-------- Records supplied
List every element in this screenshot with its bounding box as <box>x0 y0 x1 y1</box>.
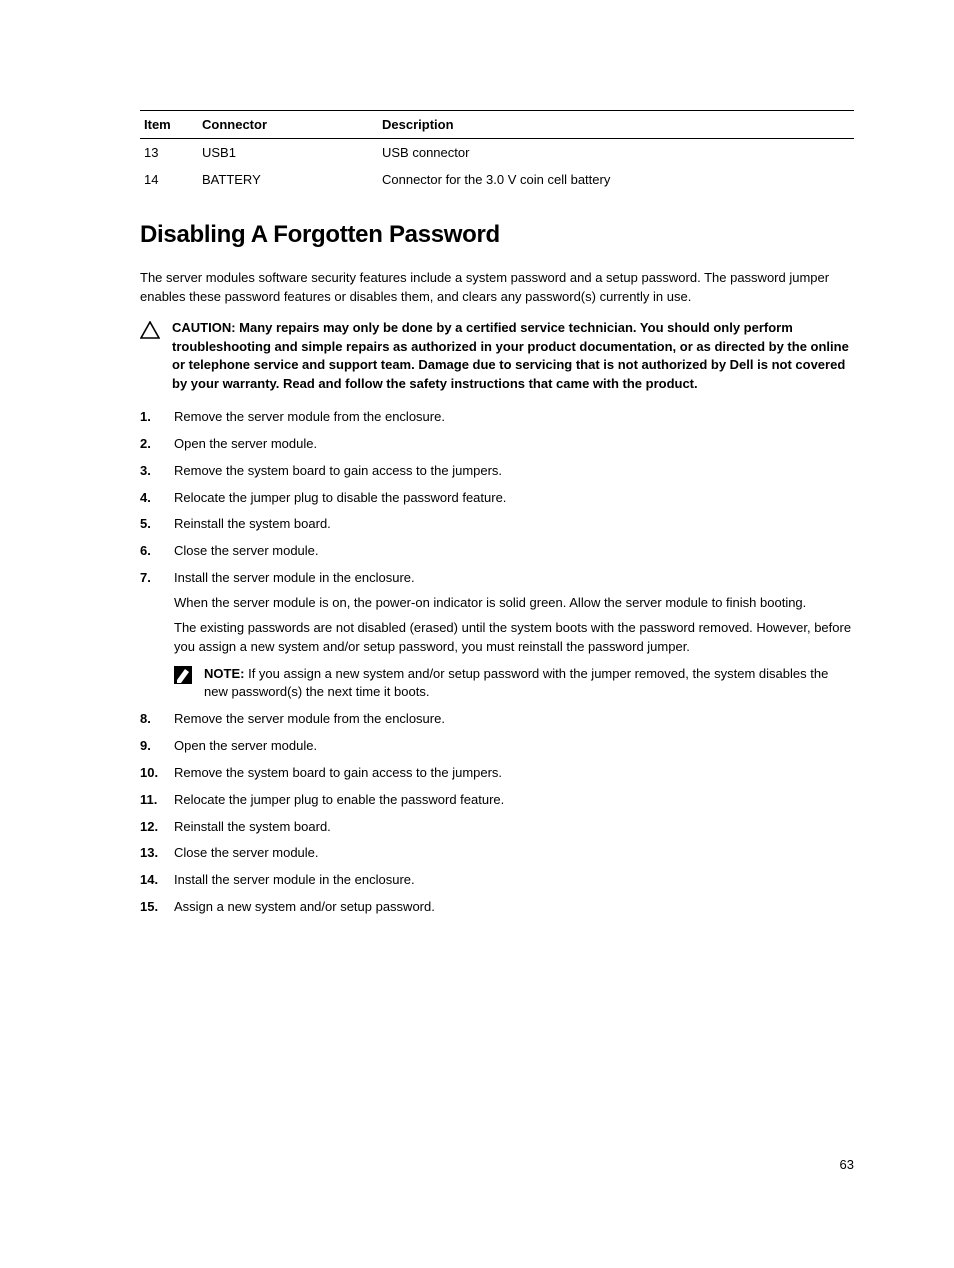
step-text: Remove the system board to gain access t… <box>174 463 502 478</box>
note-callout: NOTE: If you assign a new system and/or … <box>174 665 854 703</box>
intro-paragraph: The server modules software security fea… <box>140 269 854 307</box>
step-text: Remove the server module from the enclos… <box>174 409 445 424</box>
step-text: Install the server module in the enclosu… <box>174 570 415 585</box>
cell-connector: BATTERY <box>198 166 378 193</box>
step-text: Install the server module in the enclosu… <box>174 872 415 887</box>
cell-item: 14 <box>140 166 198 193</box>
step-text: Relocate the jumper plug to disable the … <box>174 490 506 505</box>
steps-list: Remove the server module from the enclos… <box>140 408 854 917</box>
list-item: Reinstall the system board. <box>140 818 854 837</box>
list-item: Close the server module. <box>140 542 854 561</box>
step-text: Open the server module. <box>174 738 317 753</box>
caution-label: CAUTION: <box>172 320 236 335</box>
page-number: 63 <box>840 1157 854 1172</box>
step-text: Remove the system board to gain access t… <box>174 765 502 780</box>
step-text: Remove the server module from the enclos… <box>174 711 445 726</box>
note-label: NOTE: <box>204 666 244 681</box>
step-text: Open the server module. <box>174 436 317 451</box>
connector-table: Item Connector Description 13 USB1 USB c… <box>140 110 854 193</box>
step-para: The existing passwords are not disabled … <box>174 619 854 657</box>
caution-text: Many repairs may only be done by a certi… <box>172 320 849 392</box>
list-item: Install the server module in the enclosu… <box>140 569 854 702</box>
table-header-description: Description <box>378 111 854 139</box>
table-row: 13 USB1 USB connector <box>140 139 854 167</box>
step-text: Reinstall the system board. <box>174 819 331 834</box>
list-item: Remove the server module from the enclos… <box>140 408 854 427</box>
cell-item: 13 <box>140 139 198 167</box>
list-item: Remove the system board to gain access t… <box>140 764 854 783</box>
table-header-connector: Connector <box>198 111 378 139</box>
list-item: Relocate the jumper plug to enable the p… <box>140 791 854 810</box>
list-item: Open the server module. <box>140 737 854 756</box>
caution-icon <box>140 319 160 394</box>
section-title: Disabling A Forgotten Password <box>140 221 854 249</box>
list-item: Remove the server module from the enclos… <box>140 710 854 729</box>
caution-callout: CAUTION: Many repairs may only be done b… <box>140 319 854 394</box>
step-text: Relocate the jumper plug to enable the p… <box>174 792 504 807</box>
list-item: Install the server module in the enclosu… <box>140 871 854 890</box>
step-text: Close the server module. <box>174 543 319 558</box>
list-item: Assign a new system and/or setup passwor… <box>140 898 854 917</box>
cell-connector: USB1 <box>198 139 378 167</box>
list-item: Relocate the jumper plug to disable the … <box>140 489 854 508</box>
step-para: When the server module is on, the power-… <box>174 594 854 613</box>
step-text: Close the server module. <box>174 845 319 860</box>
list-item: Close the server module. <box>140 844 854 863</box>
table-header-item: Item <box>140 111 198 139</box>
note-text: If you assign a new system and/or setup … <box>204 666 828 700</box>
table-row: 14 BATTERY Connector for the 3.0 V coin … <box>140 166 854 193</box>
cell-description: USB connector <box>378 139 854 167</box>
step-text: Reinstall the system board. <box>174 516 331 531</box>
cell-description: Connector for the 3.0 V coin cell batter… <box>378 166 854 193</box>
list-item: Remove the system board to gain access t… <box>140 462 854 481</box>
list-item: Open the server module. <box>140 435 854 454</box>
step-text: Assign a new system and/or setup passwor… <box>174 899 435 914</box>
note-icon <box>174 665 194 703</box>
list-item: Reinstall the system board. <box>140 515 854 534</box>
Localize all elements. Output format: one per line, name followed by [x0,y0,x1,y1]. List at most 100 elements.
----------------
Copy the entire listing above line for line, without changing anything, and omit the pictures from your copy.

List every element in this screenshot with its bounding box as <box>x0 y0 x1 y1</box>.
step-text: Remove the system board to gain access t… <box>174 463 502 478</box>
note-callout: NOTE: If you assign a new system and/or … <box>174 665 854 703</box>
intro-paragraph: The server modules software security fea… <box>140 269 854 307</box>
step-text: Remove the server module from the enclos… <box>174 409 445 424</box>
step-text: Install the server module in the enclosu… <box>174 570 415 585</box>
cell-connector: BATTERY <box>198 166 378 193</box>
step-text: Install the server module in the enclosu… <box>174 872 415 887</box>
cell-item: 14 <box>140 166 198 193</box>
step-text: Relocate the jumper plug to disable the … <box>174 490 506 505</box>
steps-list: Remove the server module from the enclos… <box>140 408 854 917</box>
list-item: Reinstall the system board. <box>140 818 854 837</box>
list-item: Close the server module. <box>140 542 854 561</box>
step-text: Open the server module. <box>174 738 317 753</box>
caution-label: CAUTION: <box>172 320 236 335</box>
page-number: 63 <box>840 1157 854 1172</box>
step-text: Remove the system board to gain access t… <box>174 765 502 780</box>
step-text: Remove the server module from the enclos… <box>174 711 445 726</box>
note-label: NOTE: <box>204 666 244 681</box>
step-text: Open the server module. <box>174 436 317 451</box>
connector-table: Item Connector Description 13 USB1 USB c… <box>140 110 854 193</box>
step-para: The existing passwords are not disabled … <box>174 619 854 657</box>
caution-text: Many repairs may only be done by a certi… <box>172 320 849 392</box>
list-item: Install the server module in the enclosu… <box>140 569 854 702</box>
table-header-description: Description <box>378 111 854 139</box>
table-row: 13 USB1 USB connector <box>140 139 854 167</box>
step-text: Reinstall the system board. <box>174 819 331 834</box>
list-item: Remove the server module from the enclos… <box>140 408 854 427</box>
cell-item: 13 <box>140 139 198 167</box>
list-item: Remove the system board to gain access t… <box>140 764 854 783</box>
table-header-connector: Connector <box>198 111 378 139</box>
list-item: Relocate the jumper plug to enable the p… <box>140 791 854 810</box>
list-item: Open the server module. <box>140 737 854 756</box>
caution-icon <box>140 319 160 394</box>
section-title: Disabling A Forgotten Password <box>140 221 854 249</box>
list-item: Remove the server module from the enclos… <box>140 710 854 729</box>
caution-callout: CAUTION: Many repairs may only be done b… <box>140 319 854 394</box>
step-text: Relocate the jumper plug to enable the p… <box>174 792 504 807</box>
list-item: Install the server module in the enclosu… <box>140 871 854 890</box>
step-text: Close the server module. <box>174 543 319 558</box>
list-item: Assign a new system and/or setup passwor… <box>140 898 854 917</box>
cell-connector: USB1 <box>198 139 378 167</box>
list-item: Relocate the jumper plug to disable the … <box>140 489 854 508</box>
step-para: When the server module is on, the power-… <box>174 594 854 613</box>
step-text: Close the server module. <box>174 845 319 860</box>
list-item: Close the server module. <box>140 844 854 863</box>
table-header-item: Item <box>140 111 198 139</box>
note-text: If you assign a new system and/or setup … <box>204 666 828 700</box>
table-row: 14 BATTERY Connector for the 3.0 V coin … <box>140 166 854 193</box>
cell-description: USB connector <box>378 139 854 167</box>
step-text: Reinstall the system board. <box>174 516 331 531</box>
cell-description: Connector for the 3.0 V coin cell batter… <box>378 166 854 193</box>
list-item: Remove the system board to gain access t… <box>140 462 854 481</box>
list-item: Open the server module. <box>140 435 854 454</box>
step-text: Assign a new system and/or setup passwor… <box>174 899 435 914</box>
note-icon <box>174 665 194 703</box>
list-item: Reinstall the system board. <box>140 515 854 534</box>
Localize all elements. Output format: one per line, name followed by [x0,y0,x1,y1]. List at most 100 elements.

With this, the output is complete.